• [Work required]: Pull every "title" line out of the data below.

• [Data for this exercise]:

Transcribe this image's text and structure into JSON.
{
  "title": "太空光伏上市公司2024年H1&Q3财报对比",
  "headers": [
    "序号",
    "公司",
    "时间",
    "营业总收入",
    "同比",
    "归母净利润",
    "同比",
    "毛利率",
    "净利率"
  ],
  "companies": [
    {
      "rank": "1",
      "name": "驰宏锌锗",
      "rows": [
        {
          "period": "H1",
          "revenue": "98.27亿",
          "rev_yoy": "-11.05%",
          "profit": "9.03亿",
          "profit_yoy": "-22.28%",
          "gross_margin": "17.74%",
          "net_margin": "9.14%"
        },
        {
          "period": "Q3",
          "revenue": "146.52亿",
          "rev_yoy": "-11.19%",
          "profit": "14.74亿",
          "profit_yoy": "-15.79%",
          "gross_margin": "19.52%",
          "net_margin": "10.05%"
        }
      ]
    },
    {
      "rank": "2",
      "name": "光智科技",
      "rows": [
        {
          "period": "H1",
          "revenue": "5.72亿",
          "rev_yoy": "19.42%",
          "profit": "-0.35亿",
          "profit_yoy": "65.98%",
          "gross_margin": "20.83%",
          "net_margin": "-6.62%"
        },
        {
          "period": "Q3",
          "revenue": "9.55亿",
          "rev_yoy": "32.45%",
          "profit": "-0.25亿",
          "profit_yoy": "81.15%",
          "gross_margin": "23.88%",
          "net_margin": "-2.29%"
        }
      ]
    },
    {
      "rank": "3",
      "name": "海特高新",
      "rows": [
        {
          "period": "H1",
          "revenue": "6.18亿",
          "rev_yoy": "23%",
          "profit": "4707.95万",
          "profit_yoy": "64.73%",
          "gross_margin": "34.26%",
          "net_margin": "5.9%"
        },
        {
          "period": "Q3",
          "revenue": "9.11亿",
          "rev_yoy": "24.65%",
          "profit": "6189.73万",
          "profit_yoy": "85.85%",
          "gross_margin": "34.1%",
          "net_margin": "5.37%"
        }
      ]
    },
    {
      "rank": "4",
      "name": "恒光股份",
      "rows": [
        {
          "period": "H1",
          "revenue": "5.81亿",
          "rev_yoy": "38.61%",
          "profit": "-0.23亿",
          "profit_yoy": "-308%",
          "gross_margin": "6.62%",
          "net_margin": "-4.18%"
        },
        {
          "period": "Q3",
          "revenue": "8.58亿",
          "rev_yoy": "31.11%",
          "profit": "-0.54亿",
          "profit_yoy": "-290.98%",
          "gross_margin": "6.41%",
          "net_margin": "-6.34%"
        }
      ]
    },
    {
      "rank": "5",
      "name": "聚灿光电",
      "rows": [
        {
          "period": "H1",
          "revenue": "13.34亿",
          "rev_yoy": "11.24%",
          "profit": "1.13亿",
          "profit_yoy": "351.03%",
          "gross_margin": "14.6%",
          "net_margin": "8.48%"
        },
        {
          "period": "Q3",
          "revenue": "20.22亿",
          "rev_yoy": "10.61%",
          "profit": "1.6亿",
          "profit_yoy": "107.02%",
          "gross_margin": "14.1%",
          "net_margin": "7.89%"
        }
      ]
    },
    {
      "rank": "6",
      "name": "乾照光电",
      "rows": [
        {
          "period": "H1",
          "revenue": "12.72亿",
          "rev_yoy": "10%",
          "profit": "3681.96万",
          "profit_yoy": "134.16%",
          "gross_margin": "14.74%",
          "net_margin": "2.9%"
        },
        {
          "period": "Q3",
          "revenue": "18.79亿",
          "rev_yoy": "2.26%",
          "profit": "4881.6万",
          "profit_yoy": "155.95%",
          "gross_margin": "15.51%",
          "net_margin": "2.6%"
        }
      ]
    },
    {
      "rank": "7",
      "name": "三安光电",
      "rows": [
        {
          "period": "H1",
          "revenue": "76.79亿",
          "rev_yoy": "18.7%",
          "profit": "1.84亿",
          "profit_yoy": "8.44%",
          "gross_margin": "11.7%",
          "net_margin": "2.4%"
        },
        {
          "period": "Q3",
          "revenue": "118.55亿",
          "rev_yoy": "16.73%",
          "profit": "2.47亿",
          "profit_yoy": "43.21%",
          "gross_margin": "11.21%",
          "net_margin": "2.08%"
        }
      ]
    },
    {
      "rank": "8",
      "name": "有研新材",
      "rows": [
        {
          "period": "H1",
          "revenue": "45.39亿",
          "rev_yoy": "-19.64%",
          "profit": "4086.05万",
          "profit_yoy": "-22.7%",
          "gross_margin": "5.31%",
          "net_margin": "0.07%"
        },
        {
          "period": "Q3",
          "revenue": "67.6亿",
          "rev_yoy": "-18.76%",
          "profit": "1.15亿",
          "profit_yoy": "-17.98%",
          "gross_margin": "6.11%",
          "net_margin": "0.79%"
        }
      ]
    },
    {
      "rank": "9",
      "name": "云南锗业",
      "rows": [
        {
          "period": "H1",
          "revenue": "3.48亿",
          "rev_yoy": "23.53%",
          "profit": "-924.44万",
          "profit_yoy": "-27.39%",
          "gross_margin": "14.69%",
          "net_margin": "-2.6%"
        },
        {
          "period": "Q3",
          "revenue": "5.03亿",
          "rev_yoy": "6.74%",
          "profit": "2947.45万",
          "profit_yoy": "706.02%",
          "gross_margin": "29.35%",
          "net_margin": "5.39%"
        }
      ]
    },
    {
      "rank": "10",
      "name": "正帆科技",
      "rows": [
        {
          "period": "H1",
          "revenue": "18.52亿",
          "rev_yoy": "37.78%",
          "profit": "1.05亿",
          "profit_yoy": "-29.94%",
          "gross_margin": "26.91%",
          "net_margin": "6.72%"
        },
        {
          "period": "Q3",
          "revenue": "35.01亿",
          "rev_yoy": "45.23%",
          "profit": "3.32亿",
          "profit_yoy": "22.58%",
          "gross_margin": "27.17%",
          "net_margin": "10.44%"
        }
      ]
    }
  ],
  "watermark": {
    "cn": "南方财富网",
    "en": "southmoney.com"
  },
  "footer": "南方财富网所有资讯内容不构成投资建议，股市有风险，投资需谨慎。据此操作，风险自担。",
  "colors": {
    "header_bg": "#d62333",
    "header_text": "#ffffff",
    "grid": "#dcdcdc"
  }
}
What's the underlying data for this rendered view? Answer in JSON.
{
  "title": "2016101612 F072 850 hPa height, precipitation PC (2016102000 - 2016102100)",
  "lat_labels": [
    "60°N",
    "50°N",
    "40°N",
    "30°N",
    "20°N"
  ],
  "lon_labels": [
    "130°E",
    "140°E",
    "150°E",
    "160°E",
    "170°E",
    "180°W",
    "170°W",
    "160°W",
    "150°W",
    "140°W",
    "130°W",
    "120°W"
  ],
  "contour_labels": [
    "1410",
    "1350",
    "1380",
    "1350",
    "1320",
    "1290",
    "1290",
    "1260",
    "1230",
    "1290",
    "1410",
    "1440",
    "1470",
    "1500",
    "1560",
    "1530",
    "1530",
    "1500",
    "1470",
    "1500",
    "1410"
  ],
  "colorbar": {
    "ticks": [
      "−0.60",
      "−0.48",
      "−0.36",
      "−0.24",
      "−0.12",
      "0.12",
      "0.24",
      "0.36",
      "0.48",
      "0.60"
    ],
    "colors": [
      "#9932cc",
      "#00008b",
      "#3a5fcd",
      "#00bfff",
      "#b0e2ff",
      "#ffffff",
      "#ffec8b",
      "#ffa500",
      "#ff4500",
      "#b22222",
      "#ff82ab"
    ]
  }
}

• [Reply to the exercise]:
  "title": "太空光伏上市公司2024年H1&Q3财报对比",
  "title": "2016101612 F072 850 hPa height, precipitation PC (2016102000 - 2016102100)",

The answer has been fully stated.